• The problem: Of the lines in this material, how many contain "text"? Answer with a single number only.
** start **
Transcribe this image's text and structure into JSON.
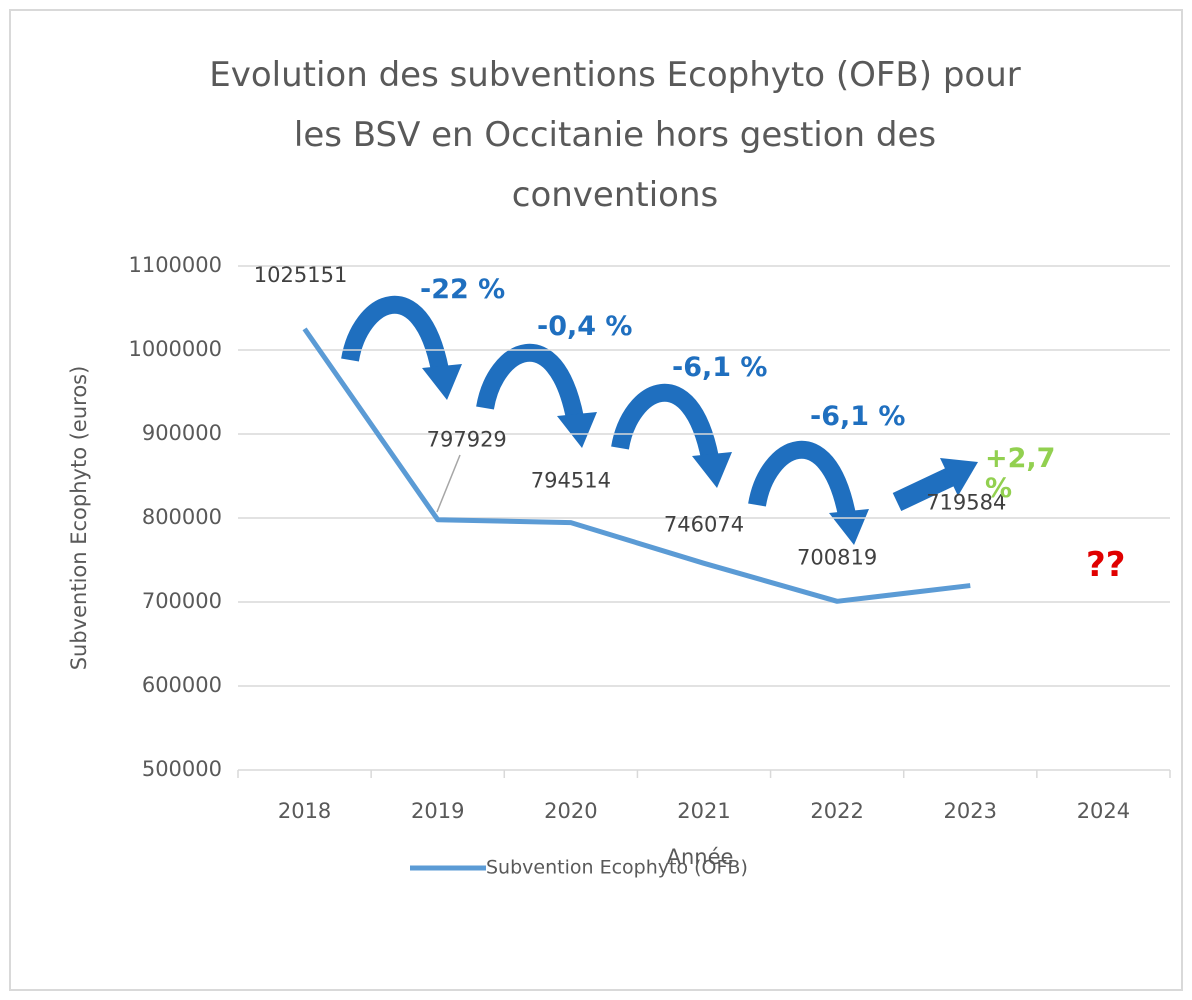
{
  "chart_data": {
    "type": "line",
    "title": "Evolution des subventions Ecophyto (OFB) pour les BSV en Occitanie hors gestion des conventions",
    "x_label": "Année",
    "y_label": "Subvention Ecophyto (euros)",
    "categories": [
      "2018",
      "2019",
      "2020",
      "2021",
      "2022",
      "2023",
      "2024"
    ],
    "series": [
      {
        "name": "Subvention Ecophyto (OFB)",
        "color": "#5b9bd5",
        "values": [
          1025151,
          797929,
          794514,
          746074,
          700819,
          719584,
          null
        ]
      }
    ],
    "ylim": [
      500000,
      1100000
    ],
    "yticks": [
      500000,
      600000,
      700000,
      800000,
      900000,
      1000000,
      1100000
    ],
    "grid": true,
    "legend": "bottom",
    "annotations": [
      {
        "text": "-22 %",
        "color": "#1f6fbf"
      },
      {
        "text": "-0,4 %",
        "color": "#1f6fbf"
      },
      {
        "text": "-6,1 %",
        "color": "#1f6fbf"
      },
      {
        "text": "-6,1 %",
        "color": "#1f6fbf"
      },
      {
        "text": "+2,7 %",
        "color": "#92d050"
      },
      {
        "text": "??",
        "color": "#e00000"
      }
    ]
  }
}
** end **
• Written solution: 7